▸ Dataset excerpts
◇ ◇ ◇

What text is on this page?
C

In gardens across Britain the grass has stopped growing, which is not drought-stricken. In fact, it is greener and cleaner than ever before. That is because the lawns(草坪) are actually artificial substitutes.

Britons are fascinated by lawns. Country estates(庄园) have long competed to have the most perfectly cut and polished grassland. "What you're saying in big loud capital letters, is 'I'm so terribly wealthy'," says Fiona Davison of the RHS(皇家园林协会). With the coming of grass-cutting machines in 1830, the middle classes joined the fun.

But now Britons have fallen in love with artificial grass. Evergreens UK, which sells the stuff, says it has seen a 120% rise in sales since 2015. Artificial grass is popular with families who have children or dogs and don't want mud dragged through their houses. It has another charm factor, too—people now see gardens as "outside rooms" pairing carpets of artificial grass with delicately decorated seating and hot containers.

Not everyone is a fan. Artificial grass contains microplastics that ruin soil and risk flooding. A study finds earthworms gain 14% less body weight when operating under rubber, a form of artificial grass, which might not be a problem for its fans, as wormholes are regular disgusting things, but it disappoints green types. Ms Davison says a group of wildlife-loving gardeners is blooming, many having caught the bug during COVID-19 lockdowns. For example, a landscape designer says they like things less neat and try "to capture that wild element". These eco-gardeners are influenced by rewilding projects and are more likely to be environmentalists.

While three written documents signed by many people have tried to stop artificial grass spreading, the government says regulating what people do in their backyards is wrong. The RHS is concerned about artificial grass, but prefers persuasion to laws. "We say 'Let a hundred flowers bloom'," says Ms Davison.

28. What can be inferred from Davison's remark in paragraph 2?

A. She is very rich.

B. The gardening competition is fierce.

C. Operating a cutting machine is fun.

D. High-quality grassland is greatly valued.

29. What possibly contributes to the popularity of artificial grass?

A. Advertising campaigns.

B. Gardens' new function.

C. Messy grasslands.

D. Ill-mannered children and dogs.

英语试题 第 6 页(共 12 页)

◇ ◇ ◇

▸ Problem
Faithfully copy every entry, leaving nothing out.

▸ Output
What text is on this page?
C

In gardens across Britain the grass has stopped growing, which is not drought-stricken. In fact, it is greener and cleaner than ever before. That is because the lawns(草坪) are actually artificial substitutes.

Britons are fascinated by lawns. Country estates(庄园) have long competed to have the most perfectly cut and polished grassland. "What you're saying in big loud capital letters, is 'I'm so terribly wealthy'," says Fiona Davison of the RHS(皇家园林协会). With the coming of grass-cutting machines in 1830, the middle classes joined the fun.

But now Britons have fallen in love with artificial grass. Evergreens UK, which sells the stuff, says it has seen a 120% rise in sales since 2015. Artificial grass is popular with families who have children or dogs and don't want mud dragged through their houses. It has another charm factor, too—people now see gardens as "outside rooms" pairing carpets of artificial grass with delicately decorated seating and hot containers.

Not everyone is a fan. Artificial grass contains microplastics that ruin soil and risk flooding. A study finds earthworms gain 14% less body weight when operating under rubber, a form of artificial grass, which might not be a problem for its fans, as wormholes are regular disgusting things, but it disappoints green types. Ms Davison says a group of wildlife-loving gardeners is blooming, many having caught the bug during COVID-19 lockdowns. For example, a landscape designer says they like things less neat and try "to capture that wild element". These eco-gardeners are influenced by rewilding projects and are more likely to be environmentalists.

While three written documents signed by many people have tried to stop artificial grass spreading, the government says regulating what people do in their backyards is wrong. The RHS is concerned about artificial grass, but prefers persuasion to laws. "We say 'Let a hundred flowers bloom'," says Ms Davison.

28. What can be inferred from Davison's remark in paragraph 2?

A. She is very rich.

B. The gardening competition is fierce.

C. Operating a cutting machine is fun.

D. High-quality grassland is greatly valued.

29. What possibly contributes to the popularity of artificial grass?

A. Advertising campaigns.

B. Gardens' new function.

C. Messy grasslands.

D. Ill-mannered children and dogs.

英语试题 第 6 页(共 12 页)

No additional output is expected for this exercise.